======== Dataset entries ========
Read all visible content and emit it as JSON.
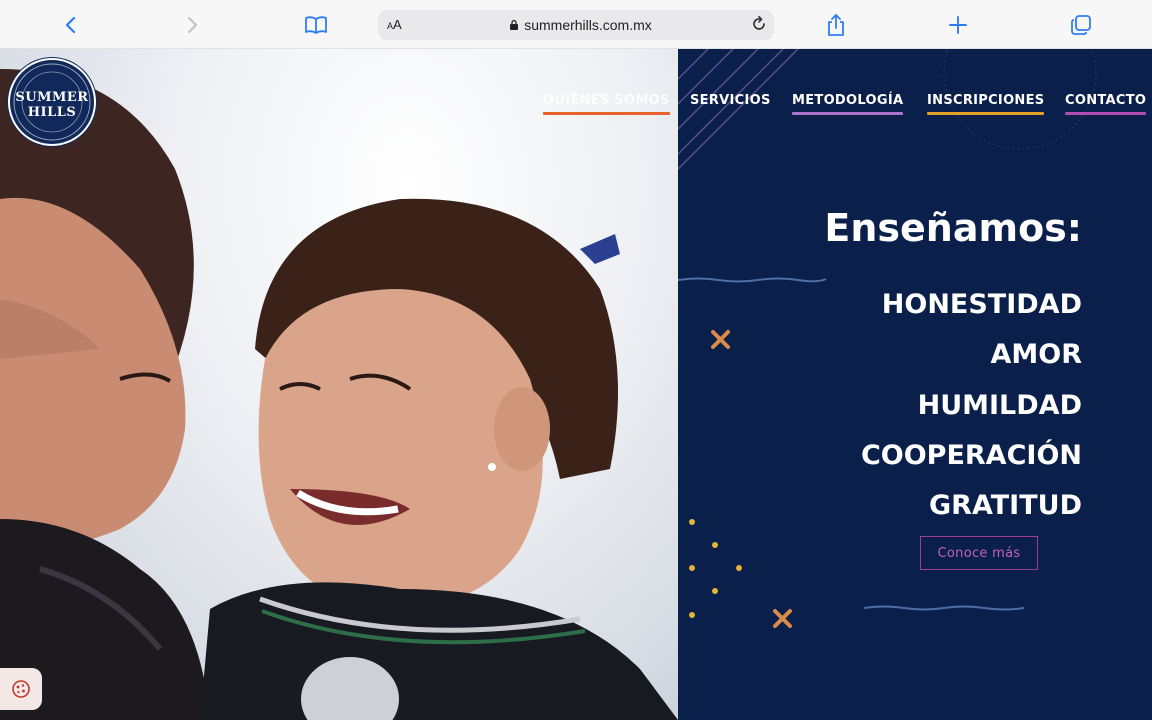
{
  "browser": {
    "url": "summerhills.com.mx",
    "reader_label_small": "A",
    "reader_label_large": "A",
    "icons": [
      "back-icon",
      "forward-icon",
      "bookmarks-icon",
      "lock-icon",
      "reload-icon",
      "share-icon",
      "new-tab-icon",
      "tabs-icon"
    ]
  },
  "logo": {
    "line1": "SUMMER",
    "line2": "HILLS"
  },
  "nav": {
    "items": [
      {
        "label": "QUIÉNES SOMOS",
        "color": "#e8622c"
      },
      {
        "label": "SERVICIOS",
        "color": "#0b1f4b"
      },
      {
        "label": "METODOLOGÍA",
        "color": "#a974c9"
      },
      {
        "label": "INSCRIPCIONES",
        "color": "#e3a12a"
      },
      {
        "label": "CONTACTO",
        "color": "#b14cb1"
      }
    ]
  },
  "hero": {
    "heading": "Enseñamos:",
    "values": [
      "HONESTIDAD",
      "AMOR",
      "HUMILDAD",
      "COOPERACIÓN",
      "GRATITUD"
    ],
    "cta_label": "Conoce más"
  },
  "colors": {
    "navy": "#0b1f4b",
    "accent_orange": "#d98b4a",
    "dot_yellow": "#e3b43a",
    "cta_purple": "#9c3f9c"
  }
}
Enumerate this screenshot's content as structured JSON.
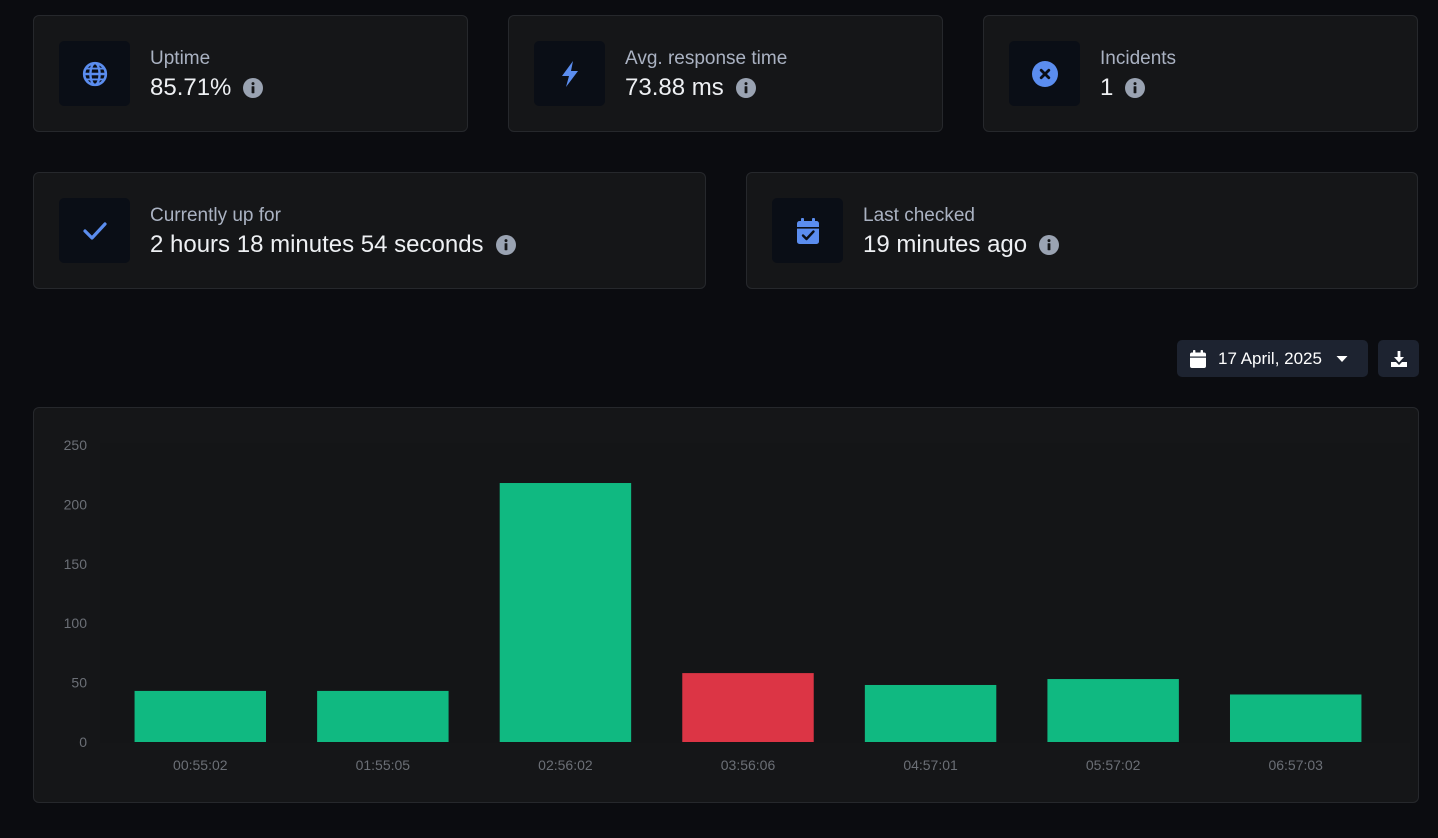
{
  "stats_row1": [
    {
      "label": "Uptime",
      "value": "85.71%",
      "icon": "globe-icon"
    },
    {
      "label": "Avg. response time",
      "value": "73.88 ms",
      "icon": "bolt-icon"
    },
    {
      "label": "Incidents",
      "value": "1",
      "icon": "circle-x-icon"
    }
  ],
  "stats_row2": [
    {
      "label": "Currently up for",
      "value": "2 hours 18 minutes 54 seconds",
      "icon": "check-icon"
    },
    {
      "label": "Last checked",
      "value": "19 minutes ago",
      "icon": "calendar-check-icon"
    }
  ],
  "toolbar": {
    "date_label": "17 April, 2025",
    "date_icon": "calendar-icon",
    "download_icon": "download-icon"
  },
  "colors": {
    "accent_blue": "#5b8def",
    "bar_up": "#10b981",
    "bar_down": "#dc3545",
    "info_icon": "#9aa3b2"
  },
  "chart_data": {
    "type": "bar",
    "categories": [
      "00:55:02",
      "01:55:05",
      "02:56:02",
      "03:56:06",
      "04:57:01",
      "05:57:02",
      "06:57:03"
    ],
    "values": [
      43,
      43,
      218,
      58,
      48,
      53,
      40
    ],
    "status": [
      "up",
      "up",
      "up",
      "down",
      "up",
      "up",
      "up"
    ],
    "ylim": [
      0,
      250
    ],
    "yticks": [
      0,
      50,
      100,
      150,
      200,
      250
    ],
    "grid": false
  }
}
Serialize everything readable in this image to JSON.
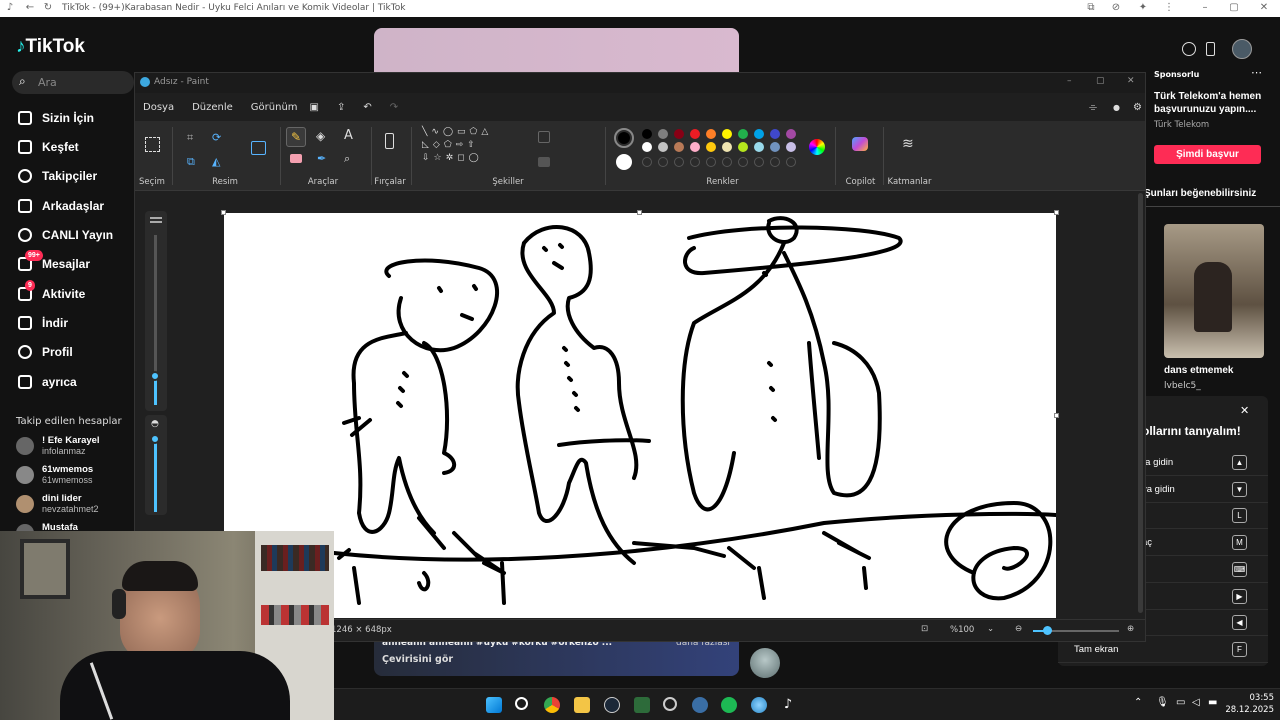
{
  "browser": {
    "tab_title": "TikTok - (99+)Karabasan Nedir - Uyku Felci Anıları ve Komik Videolar | TikTok"
  },
  "tiktok": {
    "logo": "TikTok",
    "search_placeholder": "Ara",
    "nav": [
      {
        "label": "Sizin İçin",
        "icon": "home-icon"
      },
      {
        "label": "Keşfet",
        "icon": "compass-icon"
      },
      {
        "label": "Takipçiler",
        "icon": "followers-avatar-icon"
      },
      {
        "label": "Arkadaşlar",
        "icon": "friends-icon"
      },
      {
        "label": "CANLI Yayın",
        "icon": "live-avatar-icon"
      },
      {
        "label": "Mesajlar",
        "icon": "messages-icon",
        "badge": "99+"
      },
      {
        "label": "Aktivite",
        "icon": "activity-icon",
        "badge": "9"
      },
      {
        "label": "İndir",
        "icon": "download-icon"
      },
      {
        "label": "Profil",
        "icon": "profile-avatar-icon"
      },
      {
        "label": "ayrıca",
        "icon": "more-dots-icon"
      }
    ],
    "following_title": "Takip edilen hesaplar",
    "following": [
      {
        "name": "! Efe Karayel",
        "handle": "infolanmaz"
      },
      {
        "name": "61wmemos",
        "handle": "61wmemoss"
      },
      {
        "name": "dini lider",
        "handle": "nevzatahmet2"
      },
      {
        "name": "Mustafa",
        "handle": ""
      }
    ],
    "sponsor": {
      "label": "Sponsorlu",
      "title": "Türk Telekom'a hemen başvurunuzu yapın....",
      "advertiser": "Türk Telekom",
      "cta": "Şimdi başvur"
    },
    "suggest_title": "Şunları beğenebilirsiniz",
    "suggest_video": {
      "caption": "dans etmemek",
      "user": "lvbelc5_"
    },
    "shortcuts_title": "ollarını tanıyalım!",
    "shortcuts": [
      {
        "label": "ra gidin",
        "key": "▲"
      },
      {
        "label": "ya gidin",
        "key": "▼"
      },
      {
        "label": "",
        "key": "L"
      },
      {
        "label": "aç",
        "key": "M"
      },
      {
        "label": "",
        "key": "⌨"
      },
      {
        "label": "",
        "key": "▶"
      },
      {
        "label": "",
        "key": "◀"
      },
      {
        "label": "Tam ekran",
        "key": "F"
      }
    ],
    "video_caption": "anneann anneann #uyku #korku #orkenzo ...",
    "video_caption_right": "daha fazlası",
    "translate": "Çevirisini gör"
  },
  "paint": {
    "window_title": "Adsız - Paint",
    "menu": [
      "Dosya",
      "Düzenle",
      "Görünüm"
    ],
    "groups": [
      "Seçim",
      "Resim",
      "Araçlar",
      "Fırçalar",
      "Şekiller",
      "Renkler",
      "Copilot",
      "Katmanlar"
    ],
    "colors_row1": [
      "#000000",
      "#7f7f7f",
      "#880015",
      "#ed1c24",
      "#ff7f27",
      "#fff200",
      "#22b14c",
      "#00a2e8",
      "#3f48cc",
      "#a349a4"
    ],
    "colors_row2": [
      "#ffffff",
      "#c3c3c3",
      "#b97a57",
      "#ffaec9",
      "#ffc90e",
      "#efe4b0",
      "#b5e61d",
      "#99d9ea",
      "#7092be",
      "#c8bfe7"
    ],
    "primary_color": "#000000",
    "secondary_color": "#ffffff",
    "canvas_size": "1246 × 648px",
    "zoom": "%100"
  },
  "taskbar": {
    "time": "03:55",
    "date": "28.12.2025"
  }
}
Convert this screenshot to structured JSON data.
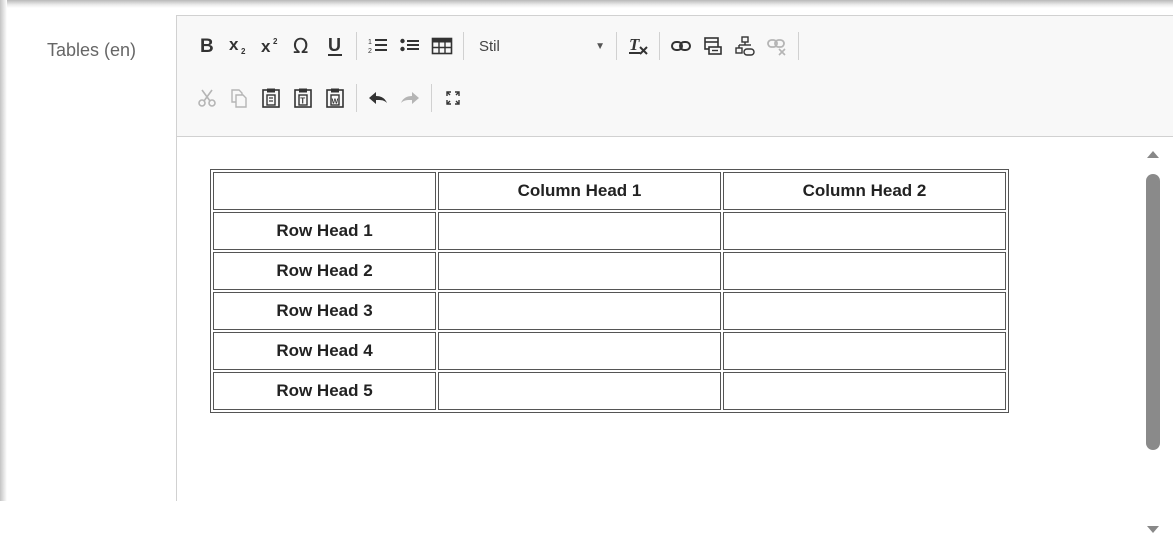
{
  "field": {
    "label": "Tables (en)"
  },
  "toolbar": {
    "styles_combo": {
      "value": "Stil"
    },
    "row1": [
      {
        "name": "bold",
        "icon": "bold-icon"
      },
      {
        "name": "subscript",
        "icon": "subscript-icon"
      },
      {
        "name": "superscript",
        "icon": "superscript-icon"
      },
      {
        "name": "special-char",
        "icon": "omega-icon"
      },
      {
        "name": "underline",
        "icon": "underline-icon"
      },
      {
        "name": "numbered-list",
        "icon": "numbered-list-icon"
      },
      {
        "name": "bulleted-list",
        "icon": "bulleted-list-icon"
      },
      {
        "name": "table",
        "icon": "table-icon"
      },
      {
        "name": "remove-format",
        "icon": "remove-format-icon"
      },
      {
        "name": "link",
        "icon": "link-icon"
      },
      {
        "name": "anchor",
        "icon": "anchor-icon"
      },
      {
        "name": "sitemap-link",
        "icon": "sitemap-link-icon"
      },
      {
        "name": "unlink",
        "icon": "unlink-icon",
        "disabled": true
      }
    ],
    "row2": [
      {
        "name": "cut",
        "icon": "scissors-icon",
        "disabled": true
      },
      {
        "name": "copy",
        "icon": "copy-icon",
        "disabled": true
      },
      {
        "name": "paste",
        "icon": "paste-icon"
      },
      {
        "name": "paste-text",
        "icon": "paste-text-icon"
      },
      {
        "name": "paste-word",
        "icon": "paste-word-icon"
      },
      {
        "name": "undo",
        "icon": "undo-icon"
      },
      {
        "name": "redo",
        "icon": "redo-icon",
        "disabled": true
      },
      {
        "name": "maximize",
        "icon": "maximize-icon"
      }
    ]
  },
  "table": {
    "header": [
      "",
      "Column Head 1",
      "Column Head 2"
    ],
    "rows": [
      [
        "Row Head 1",
        "",
        ""
      ],
      [
        "Row Head 2",
        "",
        ""
      ],
      [
        "Row Head 3",
        "",
        ""
      ],
      [
        "Row Head 4",
        "",
        ""
      ],
      [
        "Row Head 5",
        "",
        ""
      ]
    ]
  },
  "colors": {
    "toolbar_bg": "#f8f8f8",
    "icon": "#333333",
    "icon_disabled": "#b5b5b5"
  }
}
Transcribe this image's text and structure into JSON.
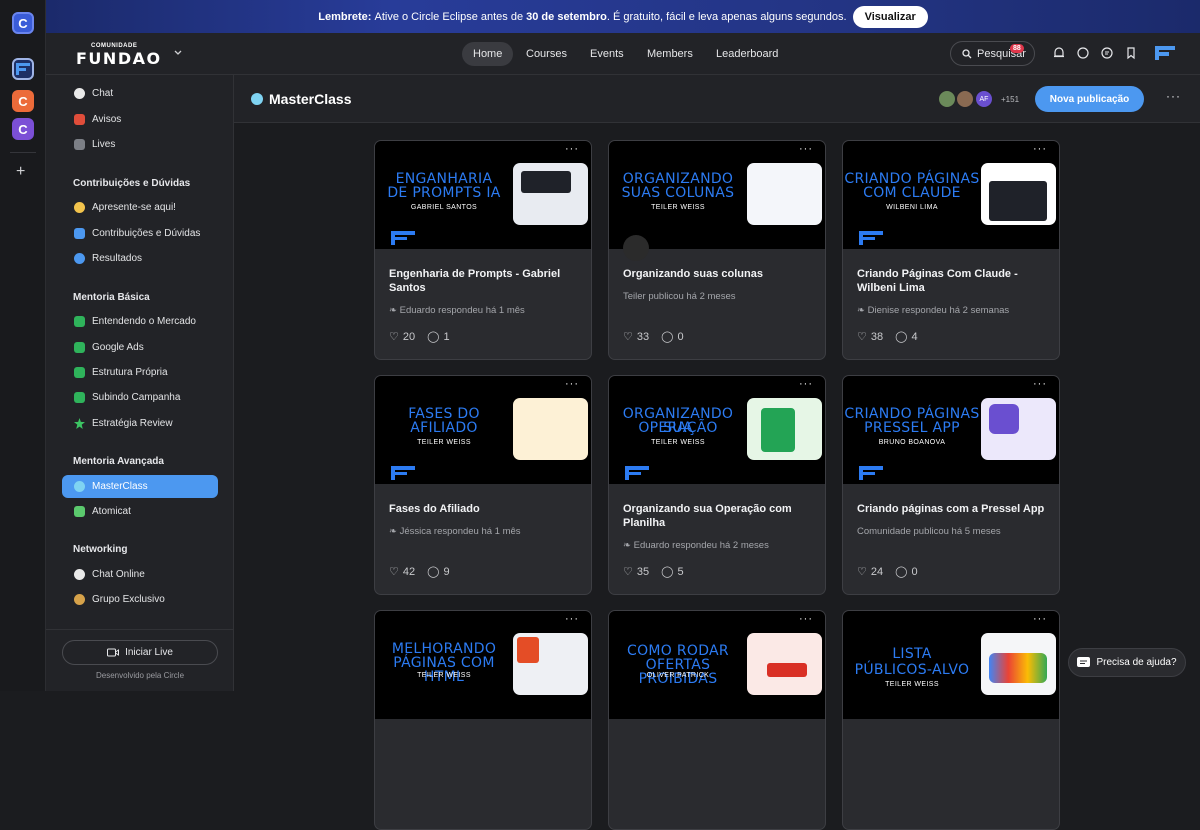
{
  "rail": {
    "apps": [
      {
        "letter": "C",
        "color": "#3a5cd8"
      },
      {
        "letter": "",
        "color": "#1d2f66"
      },
      {
        "letter": "C",
        "color": "#ec6b3a"
      },
      {
        "letter": "C",
        "color": "#7b4fd6"
      }
    ],
    "add": "+"
  },
  "banner": {
    "prefix": "Lembrete:",
    "text_before": "Ative o Circle Eclipse antes de",
    "date": "30 de setembro",
    "text_after": ". É gratuito, fácil e leva apenas alguns segundos.",
    "button": "Visualizar"
  },
  "topbar": {
    "logo_top": "COMUNIDADE",
    "logo_main": "FUNDAO",
    "tabs": [
      "Home",
      "Courses",
      "Events",
      "Members",
      "Leaderboard"
    ],
    "search": "Pesquisar",
    "notifications": "88"
  },
  "sidebar": {
    "top": [
      {
        "label": "Chat",
        "color": "#e9e9e9"
      },
      {
        "label": "Avisos",
        "color": "#e04d3a"
      },
      {
        "label": "Lives",
        "color": "#7c7f86"
      }
    ],
    "groups": [
      {
        "title": "Contribuições e Dúvidas",
        "items": [
          {
            "label": "Apresente-se aqui!",
            "color": "#f2c34c"
          },
          {
            "label": "Contribuições e Dúvidas",
            "color": "#4c98f0"
          },
          {
            "label": "Resultados",
            "color": "#4c98f0"
          }
        ]
      },
      {
        "title": "Mentoria Básica",
        "items": [
          {
            "label": "Entendendo o Mercado",
            "color": "#2fb35b"
          },
          {
            "label": "Google Ads",
            "color": "#2fb35b"
          },
          {
            "label": "Estrutura Própria",
            "color": "#2fb35b"
          },
          {
            "label": "Subindo Campanha",
            "color": "#2fb35b"
          },
          {
            "label": "Estratégia Review",
            "color": "#3cc463"
          }
        ]
      },
      {
        "title": "Mentoria Avançada",
        "items": [
          {
            "label": "MasterClass",
            "color": "#7fd3f2"
          },
          {
            "label": "Atomicat",
            "color": "#5bc96d"
          }
        ]
      },
      {
        "title": "Networking",
        "items": [
          {
            "label": "Chat Online",
            "color": "#e9e9e9"
          },
          {
            "label": "Grupo Exclusivo",
            "color": "#d6a24a"
          }
        ]
      }
    ],
    "live_button": "Iniciar Live",
    "powered": "Desenvolvido pela Circle"
  },
  "header": {
    "title": "MasterClass",
    "avatar_initials": "AF",
    "member_count": "+151",
    "new_post": "Nova publicação"
  },
  "cards": [
    {
      "thumb1": "ENGANHARIA",
      "thumb1b": "DE PROMPTS IA",
      "thumb2": "GABRIEL SANTOS",
      "title": "Engenharia de Prompts - Gabriel Santos",
      "meta": "Eduardo respondeu há 1 mês",
      "likes": "20",
      "comments": "1",
      "shot": "#e8ebf1"
    },
    {
      "thumb1": "ORGANIZANDO",
      "thumb1b": "SUAS COLUNAS",
      "thumb2": "TEILER WEISS",
      "title": "Organizando suas colunas",
      "meta": "Teiler publicou há 2 meses",
      "likes": "33",
      "comments": "0",
      "shot": "#f4f6fa"
    },
    {
      "thumb1": "CRIANDO PÁGINAS",
      "thumb1b": "COM CLAUDE",
      "thumb2": "WILBENI LIMA",
      "title": "Criando Páginas Com Claude - Wilbeni Lima",
      "meta": "Dienise respondeu há 2 semanas",
      "likes": "38",
      "comments": "4",
      "shot": "#ffffff"
    },
    {
      "thumb1": "FASES DO",
      "thumb1b": "AFILIADO",
      "thumb2": "TEILER WEISS",
      "title": "Fases do Afiliado",
      "meta": "Jéssica respondeu há 1 mês",
      "likes": "42",
      "comments": "9",
      "shot": "#fdf1d6"
    },
    {
      "thumb1": "ORGANIZANDO SUA",
      "thumb1b": "OPERAÇÃO",
      "thumb2": "TEILER WEISS",
      "title": "Organizando sua Operação com Planilha",
      "meta": "Eduardo respondeu há 2 meses",
      "likes": "35",
      "comments": "5",
      "shot": "#e6f6e6"
    },
    {
      "thumb1": "CRIANDO PÁGINAS",
      "thumb1b": "PRESSEL APP",
      "thumb2": "BRUNO BOANOVA",
      "title": "Criando páginas com a Pressel App",
      "meta": "Comunidade publicou há 5 meses",
      "likes": "24",
      "comments": "0",
      "shot": "#ece8fb"
    },
    {
      "thumb1": "MELHORANDO",
      "thumb1b": "PÁGINAS COM HTML",
      "thumb2": "TEILER WEISS",
      "title": "",
      "meta": "",
      "likes": "",
      "comments": "",
      "shot": "#eef0f4"
    },
    {
      "thumb1": "COMO RODAR",
      "thumb1b": "OFERTAS PROIBIDAS",
      "thumb2": "OLIVER PATRICK",
      "title": "",
      "meta": "",
      "likes": "",
      "comments": "",
      "shot": "#fbe9e6"
    },
    {
      "thumb1": "LISTA",
      "thumb1b": "PÚBLICOS-ALVO",
      "thumb2": "TEILER WEISS",
      "title": "",
      "meta": "",
      "likes": "",
      "comments": "",
      "shot": "#f5f6f8"
    }
  ],
  "help": "Precisa de ajuda?"
}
========
* Goal of the exercise *
Find all lines with "image" in them and copy each one.

* Output below *
Serialize everything readable in this image to JSON.
Transcribe this image's text and structure into JSON.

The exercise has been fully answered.